Exercise requirements
Using the records below, count the lines with "this" in them. Give the number only.

Task data
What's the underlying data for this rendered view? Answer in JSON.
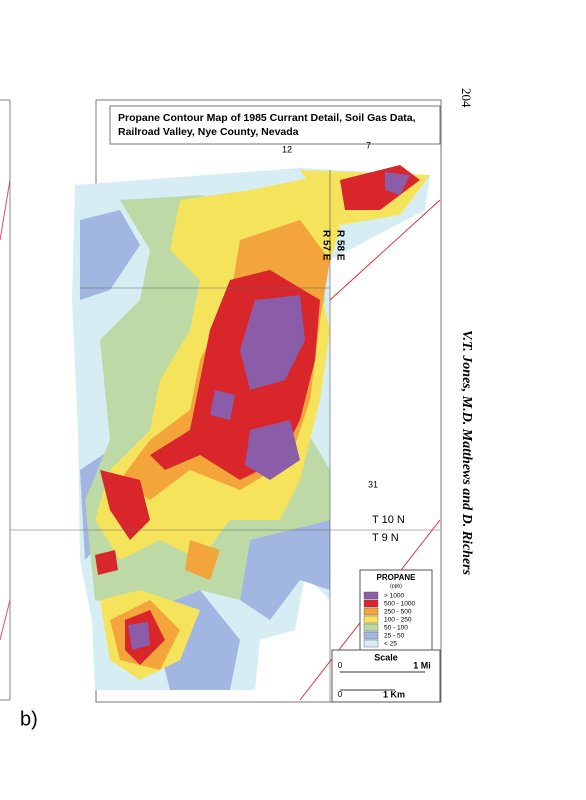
{
  "header": {
    "page_number": "204",
    "running_title": "V.T. Jones, M.D. Matthews and D. Richers"
  },
  "figure": {
    "label": "b)",
    "map": {
      "title_line1": "Propane Contour Map of 1985 Currant Detail, Soil Gas Data,",
      "title_line2": "Railroad Valley, Nye County, Nevada",
      "section_labels": [
        "12",
        "7",
        "31"
      ],
      "range_labels": [
        "R 58 E",
        "R 57 E"
      ],
      "township_labels": [
        "T 10 N",
        "T 9 N"
      ],
      "legend": {
        "title": "PROPANE",
        "unit": "(ppb)",
        "entries": [
          {
            "label": "> 1000",
            "color": "#8b5ca8"
          },
          {
            "label": "500 - 1000",
            "color": "#d9262b"
          },
          {
            "label": "250 - 500",
            "color": "#f3a43b"
          },
          {
            "label": "100 - 250",
            "color": "#f6e35c"
          },
          {
            "label": "50 - 100",
            "color": "#bcd9a6"
          },
          {
            "label": "25 - 50",
            "color": "#a1b7e2"
          },
          {
            "label": "< 25",
            "color": "#d5edf3"
          }
        ]
      },
      "scale": {
        "title": "Scale",
        "mi_zero": "0",
        "mi_label": "1 Mi",
        "km_zero": "0",
        "km_label": "1 Km"
      }
    }
  }
}
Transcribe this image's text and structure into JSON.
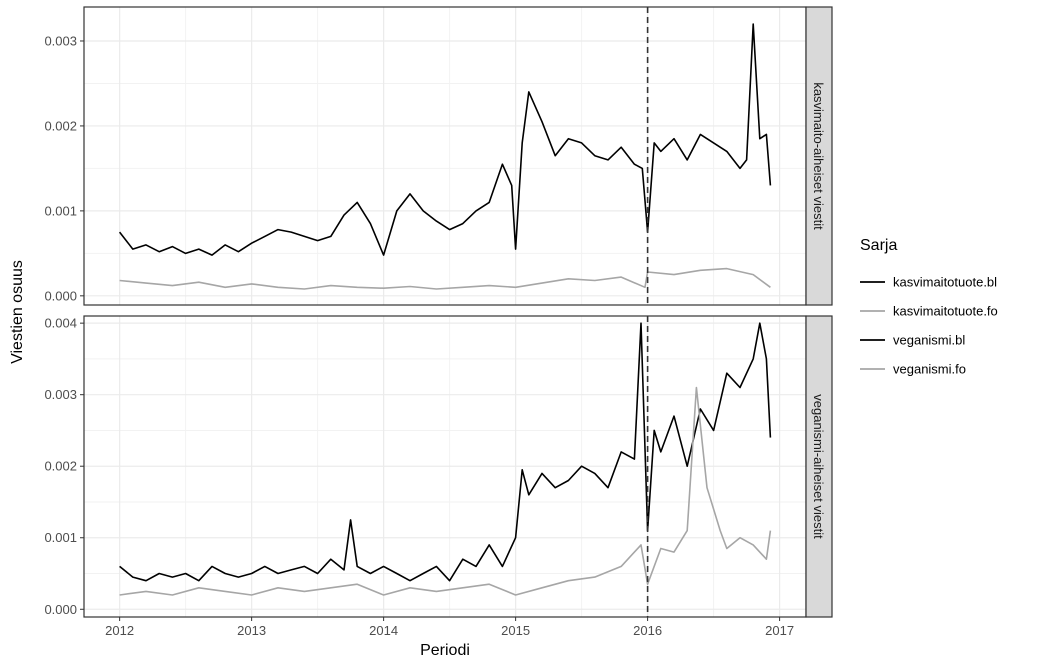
{
  "chart_data": {
    "type": "line",
    "xlabel": "Periodi",
    "ylabel": "Viestien osuus",
    "x_ticks": [
      2012,
      2013,
      2014,
      2015,
      2016,
      2017
    ],
    "vline_x": 2016,
    "legend": {
      "title": "Sarja",
      "placement": "right",
      "entries": [
        {
          "name": "kasvimaitotuote.bl",
          "color": "#000000"
        },
        {
          "name": "kasvimaitotuote.fo",
          "color": "#a6a6a6"
        },
        {
          "name": "veganismi.bl",
          "color": "#000000"
        },
        {
          "name": "veganismi.fo",
          "color": "#a6a6a6"
        }
      ]
    },
    "grid": true,
    "panels": [
      {
        "strip_label": "kasvimaito-aiheiset viestit",
        "xlim": [
          2011.73,
          2017.2
        ],
        "ylim": [
          -0.000108,
          0.0034
        ],
        "y_ticks": [
          0.0,
          0.001,
          0.002,
          0.003
        ],
        "y_tick_labels": [
          "0.000",
          "0.001",
          "0.002",
          "0.003"
        ],
        "series": [
          {
            "name": "kasvimaitotuote.bl",
            "color": "#000000",
            "x": [
              2012.0,
              2012.1,
              2012.2,
              2012.3,
              2012.4,
              2012.5,
              2012.6,
              2012.7,
              2012.8,
              2012.9,
              2013.0,
              2013.1,
              2013.2,
              2013.3,
              2013.4,
              2013.5,
              2013.6,
              2013.7,
              2013.8,
              2013.9,
              2014.0,
              2014.1,
              2014.2,
              2014.3,
              2014.4,
              2014.5,
              2014.6,
              2014.7,
              2014.8,
              2014.9,
              2014.97,
              2015.0,
              2015.05,
              2015.1,
              2015.2,
              2015.3,
              2015.4,
              2015.5,
              2015.6,
              2015.7,
              2015.8,
              2015.9,
              2015.96,
              2016.0,
              2016.05,
              2016.1,
              2016.2,
              2016.3,
              2016.4,
              2016.5,
              2016.6,
              2016.7,
              2016.75,
              2016.8,
              2016.85,
              2016.9,
              2016.93
            ],
            "y": [
              0.00075,
              0.00055,
              0.0006,
              0.00052,
              0.00058,
              0.0005,
              0.00055,
              0.00048,
              0.0006,
              0.00052,
              0.00062,
              0.0007,
              0.00078,
              0.00075,
              0.0007,
              0.00065,
              0.0007,
              0.00095,
              0.0011,
              0.00085,
              0.00048,
              0.001,
              0.0012,
              0.001,
              0.00088,
              0.00078,
              0.00085,
              0.001,
              0.0011,
              0.00155,
              0.0013,
              0.00055,
              0.0018,
              0.0024,
              0.00205,
              0.00165,
              0.00185,
              0.0018,
              0.00165,
              0.0016,
              0.00175,
              0.00155,
              0.0015,
              0.00075,
              0.0018,
              0.0017,
              0.00185,
              0.0016,
              0.0019,
              0.0018,
              0.0017,
              0.0015,
              0.0016,
              0.0032,
              0.00185,
              0.0019,
              0.0013
            ]
          },
          {
            "name": "kasvimaitotuote.fo",
            "color": "#a6a6a6",
            "x": [
              2012.0,
              2012.2,
              2012.4,
              2012.6,
              2012.8,
              2013.0,
              2013.2,
              2013.4,
              2013.6,
              2013.8,
              2014.0,
              2014.2,
              2014.4,
              2014.6,
              2014.8,
              2015.0,
              2015.2,
              2015.4,
              2015.6,
              2015.8,
              2015.98,
              2016.0,
              2016.2,
              2016.4,
              2016.6,
              2016.8,
              2016.93
            ],
            "y": [
              0.00018,
              0.00015,
              0.00012,
              0.00016,
              0.0001,
              0.00014,
              0.0001,
              8e-05,
              0.00012,
              0.0001,
              9e-05,
              0.00011,
              8e-05,
              0.0001,
              0.00012,
              0.0001,
              0.00015,
              0.0002,
              0.00018,
              0.00022,
              0.0001,
              0.00028,
              0.00025,
              0.0003,
              0.00032,
              0.00025,
              0.0001
            ]
          }
        ]
      },
      {
        "strip_label": "veganismi-aiheiset viestit",
        "xlim": [
          2011.73,
          2017.2
        ],
        "ylim": [
          -0.000108,
          0.0041
        ],
        "y_ticks": [
          0.0,
          0.001,
          0.002,
          0.003,
          0.004
        ],
        "y_tick_labels": [
          "0.000",
          "0.001",
          "0.002",
          "0.003",
          "0.004"
        ],
        "series": [
          {
            "name": "veganismi.bl",
            "color": "#000000",
            "x": [
              2012.0,
              2012.1,
              2012.2,
              2012.3,
              2012.4,
              2012.5,
              2012.6,
              2012.7,
              2012.8,
              2012.9,
              2013.0,
              2013.1,
              2013.2,
              2013.3,
              2013.4,
              2013.5,
              2013.6,
              2013.7,
              2013.75,
              2013.8,
              2013.9,
              2014.0,
              2014.1,
              2014.2,
              2014.3,
              2014.4,
              2014.5,
              2014.6,
              2014.7,
              2014.8,
              2014.9,
              2015.0,
              2015.05,
              2015.1,
              2015.2,
              2015.3,
              2015.4,
              2015.5,
              2015.6,
              2015.7,
              2015.8,
              2015.9,
              2015.95,
              2016.0,
              2016.05,
              2016.1,
              2016.2,
              2016.3,
              2016.4,
              2016.5,
              2016.6,
              2016.7,
              2016.8,
              2016.85,
              2016.9,
              2016.93
            ],
            "y": [
              0.0006,
              0.00045,
              0.0004,
              0.0005,
              0.00045,
              0.0005,
              0.0004,
              0.0006,
              0.0005,
              0.00045,
              0.0005,
              0.0006,
              0.0005,
              0.00055,
              0.0006,
              0.0005,
              0.0007,
              0.00055,
              0.00125,
              0.0006,
              0.0005,
              0.0006,
              0.0005,
              0.0004,
              0.0005,
              0.0006,
              0.0004,
              0.0007,
              0.0006,
              0.0009,
              0.0006,
              0.001,
              0.00195,
              0.0016,
              0.0019,
              0.0017,
              0.0018,
              0.002,
              0.0019,
              0.0017,
              0.0022,
              0.0021,
              0.004,
              0.0011,
              0.0025,
              0.0022,
              0.0027,
              0.002,
              0.0028,
              0.0025,
              0.0033,
              0.0031,
              0.0035,
              0.004,
              0.0035,
              0.0024
            ]
          },
          {
            "name": "veganismi.fo",
            "color": "#a6a6a6",
            "x": [
              2012.0,
              2012.2,
              2012.4,
              2012.6,
              2012.8,
              2013.0,
              2013.2,
              2013.4,
              2013.6,
              2013.8,
              2014.0,
              2014.2,
              2014.4,
              2014.6,
              2014.8,
              2015.0,
              2015.2,
              2015.4,
              2015.6,
              2015.8,
              2015.95,
              2016.0,
              2016.1,
              2016.2,
              2016.3,
              2016.37,
              2016.45,
              2016.55,
              2016.6,
              2016.7,
              2016.8,
              2016.9,
              2016.93
            ],
            "y": [
              0.0002,
              0.00025,
              0.0002,
              0.0003,
              0.00025,
              0.0002,
              0.0003,
              0.00025,
              0.0003,
              0.00035,
              0.0002,
              0.0003,
              0.00025,
              0.0003,
              0.00035,
              0.0002,
              0.0003,
              0.0004,
              0.00045,
              0.0006,
              0.0009,
              0.00035,
              0.00085,
              0.0008,
              0.0011,
              0.0031,
              0.0017,
              0.0011,
              0.00085,
              0.001,
              0.0009,
              0.0007,
              0.0011
            ]
          }
        ]
      }
    ]
  }
}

Answer below
2